## Work to be completed
Copy out all lines in the data below containing the string "this".

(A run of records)
▬▬▬▬▬▬▬▬▬▬
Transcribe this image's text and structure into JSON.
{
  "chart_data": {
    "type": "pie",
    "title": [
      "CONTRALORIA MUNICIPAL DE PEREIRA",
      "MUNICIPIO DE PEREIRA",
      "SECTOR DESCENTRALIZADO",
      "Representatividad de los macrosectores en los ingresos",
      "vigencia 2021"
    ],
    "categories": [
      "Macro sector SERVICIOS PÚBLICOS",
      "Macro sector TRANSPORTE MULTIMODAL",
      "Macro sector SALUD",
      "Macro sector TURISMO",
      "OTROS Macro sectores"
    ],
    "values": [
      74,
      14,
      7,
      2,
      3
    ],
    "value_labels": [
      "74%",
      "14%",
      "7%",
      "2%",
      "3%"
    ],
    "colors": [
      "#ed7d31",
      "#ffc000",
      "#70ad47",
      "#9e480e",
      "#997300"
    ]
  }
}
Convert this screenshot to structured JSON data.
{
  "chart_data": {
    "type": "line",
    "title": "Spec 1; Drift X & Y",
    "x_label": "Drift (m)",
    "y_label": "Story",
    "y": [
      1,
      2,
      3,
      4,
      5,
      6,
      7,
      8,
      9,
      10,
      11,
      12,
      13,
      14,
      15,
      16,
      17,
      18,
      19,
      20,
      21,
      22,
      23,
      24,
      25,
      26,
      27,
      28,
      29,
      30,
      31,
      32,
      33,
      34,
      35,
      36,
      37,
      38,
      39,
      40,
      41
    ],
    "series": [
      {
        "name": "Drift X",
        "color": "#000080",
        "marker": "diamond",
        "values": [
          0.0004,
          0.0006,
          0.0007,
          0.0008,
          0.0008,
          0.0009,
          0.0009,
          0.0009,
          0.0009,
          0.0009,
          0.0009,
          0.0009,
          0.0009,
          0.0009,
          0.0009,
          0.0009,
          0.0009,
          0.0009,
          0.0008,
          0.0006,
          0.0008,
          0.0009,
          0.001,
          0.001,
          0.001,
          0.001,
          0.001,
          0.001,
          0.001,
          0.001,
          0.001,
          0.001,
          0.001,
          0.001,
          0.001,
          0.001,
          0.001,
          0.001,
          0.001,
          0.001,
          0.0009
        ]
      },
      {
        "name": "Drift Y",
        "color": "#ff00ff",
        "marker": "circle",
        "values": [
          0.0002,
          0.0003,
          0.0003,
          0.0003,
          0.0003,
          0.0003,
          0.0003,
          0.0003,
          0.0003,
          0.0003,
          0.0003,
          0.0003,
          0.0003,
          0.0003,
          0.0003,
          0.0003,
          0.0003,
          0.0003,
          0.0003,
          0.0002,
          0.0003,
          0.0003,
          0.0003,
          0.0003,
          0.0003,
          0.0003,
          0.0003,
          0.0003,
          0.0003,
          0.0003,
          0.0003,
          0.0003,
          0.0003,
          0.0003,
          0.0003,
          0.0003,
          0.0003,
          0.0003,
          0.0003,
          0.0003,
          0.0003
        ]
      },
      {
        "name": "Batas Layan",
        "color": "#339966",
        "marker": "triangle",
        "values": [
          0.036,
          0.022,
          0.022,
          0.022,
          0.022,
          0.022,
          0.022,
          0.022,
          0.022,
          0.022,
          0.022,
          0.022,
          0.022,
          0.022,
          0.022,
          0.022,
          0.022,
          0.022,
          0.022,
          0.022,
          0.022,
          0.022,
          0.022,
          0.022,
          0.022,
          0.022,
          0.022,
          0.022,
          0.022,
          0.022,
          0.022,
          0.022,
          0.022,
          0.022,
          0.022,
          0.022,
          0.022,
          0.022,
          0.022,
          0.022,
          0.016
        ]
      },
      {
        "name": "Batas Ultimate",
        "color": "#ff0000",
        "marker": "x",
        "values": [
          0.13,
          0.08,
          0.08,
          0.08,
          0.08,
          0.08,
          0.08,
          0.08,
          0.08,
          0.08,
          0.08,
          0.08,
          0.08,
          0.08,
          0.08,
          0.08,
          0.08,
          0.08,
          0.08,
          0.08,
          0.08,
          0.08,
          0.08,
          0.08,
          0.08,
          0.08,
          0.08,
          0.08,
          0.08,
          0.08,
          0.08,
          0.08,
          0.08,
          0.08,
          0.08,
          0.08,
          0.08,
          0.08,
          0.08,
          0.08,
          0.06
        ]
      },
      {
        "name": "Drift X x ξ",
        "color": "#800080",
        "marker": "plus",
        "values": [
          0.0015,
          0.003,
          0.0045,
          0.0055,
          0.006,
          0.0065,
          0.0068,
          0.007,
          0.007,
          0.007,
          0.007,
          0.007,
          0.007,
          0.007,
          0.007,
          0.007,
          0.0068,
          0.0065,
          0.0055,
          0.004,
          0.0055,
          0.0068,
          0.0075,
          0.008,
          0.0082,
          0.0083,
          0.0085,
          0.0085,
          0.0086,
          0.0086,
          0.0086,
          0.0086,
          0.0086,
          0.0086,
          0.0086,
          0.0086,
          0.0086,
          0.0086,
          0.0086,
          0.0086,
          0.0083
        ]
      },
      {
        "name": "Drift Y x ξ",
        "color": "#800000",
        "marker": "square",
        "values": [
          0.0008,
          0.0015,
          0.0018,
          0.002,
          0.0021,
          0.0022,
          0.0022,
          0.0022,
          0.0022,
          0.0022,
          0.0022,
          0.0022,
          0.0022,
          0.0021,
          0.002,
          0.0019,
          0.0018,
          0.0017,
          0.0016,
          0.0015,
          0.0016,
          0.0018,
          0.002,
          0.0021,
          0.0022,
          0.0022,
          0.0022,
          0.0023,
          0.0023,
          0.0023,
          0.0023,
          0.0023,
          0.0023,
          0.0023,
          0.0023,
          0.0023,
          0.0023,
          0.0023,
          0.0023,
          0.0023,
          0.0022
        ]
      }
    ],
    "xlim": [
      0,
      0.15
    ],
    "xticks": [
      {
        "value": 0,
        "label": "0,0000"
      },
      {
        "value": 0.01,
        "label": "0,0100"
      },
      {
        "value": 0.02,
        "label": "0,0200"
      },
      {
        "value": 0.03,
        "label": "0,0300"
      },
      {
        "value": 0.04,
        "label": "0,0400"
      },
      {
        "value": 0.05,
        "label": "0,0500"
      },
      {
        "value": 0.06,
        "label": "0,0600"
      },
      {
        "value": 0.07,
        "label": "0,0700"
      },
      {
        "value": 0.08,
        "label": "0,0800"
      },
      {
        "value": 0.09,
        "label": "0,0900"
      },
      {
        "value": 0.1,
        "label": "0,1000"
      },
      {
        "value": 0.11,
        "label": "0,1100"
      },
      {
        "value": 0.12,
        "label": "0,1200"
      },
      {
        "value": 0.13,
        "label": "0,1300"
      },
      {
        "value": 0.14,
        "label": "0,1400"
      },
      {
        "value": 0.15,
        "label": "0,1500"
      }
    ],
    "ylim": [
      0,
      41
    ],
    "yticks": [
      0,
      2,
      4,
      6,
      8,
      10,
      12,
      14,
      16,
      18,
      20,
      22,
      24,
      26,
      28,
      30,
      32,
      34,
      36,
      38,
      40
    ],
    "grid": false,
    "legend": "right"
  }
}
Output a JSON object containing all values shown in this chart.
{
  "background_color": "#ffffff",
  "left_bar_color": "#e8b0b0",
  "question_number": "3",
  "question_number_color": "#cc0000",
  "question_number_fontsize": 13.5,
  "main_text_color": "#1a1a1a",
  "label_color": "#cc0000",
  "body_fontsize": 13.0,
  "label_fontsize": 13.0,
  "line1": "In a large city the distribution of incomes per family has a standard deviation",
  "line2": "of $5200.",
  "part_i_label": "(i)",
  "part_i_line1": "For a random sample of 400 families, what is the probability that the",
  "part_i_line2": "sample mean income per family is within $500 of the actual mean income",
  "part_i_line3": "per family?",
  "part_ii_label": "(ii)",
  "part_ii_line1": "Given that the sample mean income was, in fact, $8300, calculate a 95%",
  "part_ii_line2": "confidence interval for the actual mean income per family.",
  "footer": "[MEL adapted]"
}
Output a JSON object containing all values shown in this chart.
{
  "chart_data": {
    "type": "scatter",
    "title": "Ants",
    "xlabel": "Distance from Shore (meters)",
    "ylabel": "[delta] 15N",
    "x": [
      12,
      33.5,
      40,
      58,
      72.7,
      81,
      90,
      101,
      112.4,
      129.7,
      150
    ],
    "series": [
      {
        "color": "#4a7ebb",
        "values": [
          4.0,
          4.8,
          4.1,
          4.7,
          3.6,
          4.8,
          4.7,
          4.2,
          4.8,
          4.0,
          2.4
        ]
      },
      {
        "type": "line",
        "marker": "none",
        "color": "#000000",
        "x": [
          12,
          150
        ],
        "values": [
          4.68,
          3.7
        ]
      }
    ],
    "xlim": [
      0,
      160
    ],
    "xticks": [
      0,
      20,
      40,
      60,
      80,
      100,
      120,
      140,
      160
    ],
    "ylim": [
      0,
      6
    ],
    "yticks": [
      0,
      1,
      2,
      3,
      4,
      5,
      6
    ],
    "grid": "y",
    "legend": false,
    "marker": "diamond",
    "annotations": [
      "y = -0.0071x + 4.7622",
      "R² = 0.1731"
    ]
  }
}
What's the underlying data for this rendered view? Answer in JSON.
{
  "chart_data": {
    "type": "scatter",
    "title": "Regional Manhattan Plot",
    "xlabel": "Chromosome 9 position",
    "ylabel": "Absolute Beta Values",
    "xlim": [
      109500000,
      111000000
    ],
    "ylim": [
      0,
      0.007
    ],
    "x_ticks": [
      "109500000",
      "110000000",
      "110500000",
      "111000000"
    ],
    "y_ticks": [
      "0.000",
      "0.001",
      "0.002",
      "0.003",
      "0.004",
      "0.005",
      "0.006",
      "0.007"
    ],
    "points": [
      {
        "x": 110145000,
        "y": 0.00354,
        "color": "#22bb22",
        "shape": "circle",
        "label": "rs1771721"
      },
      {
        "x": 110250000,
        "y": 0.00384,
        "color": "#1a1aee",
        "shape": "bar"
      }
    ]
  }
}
▬▬▬▬▬▬▬▬▬▬
## Exercise result
Transcribe this image's text and structure into JSON.
Convert this screenshot to structured JSON data.
Output a JSON object containing all values shown in this chart.
Output a JSON object containing all values shown in this chart.
What's the underlying data for this rendered view? Answer in JSON.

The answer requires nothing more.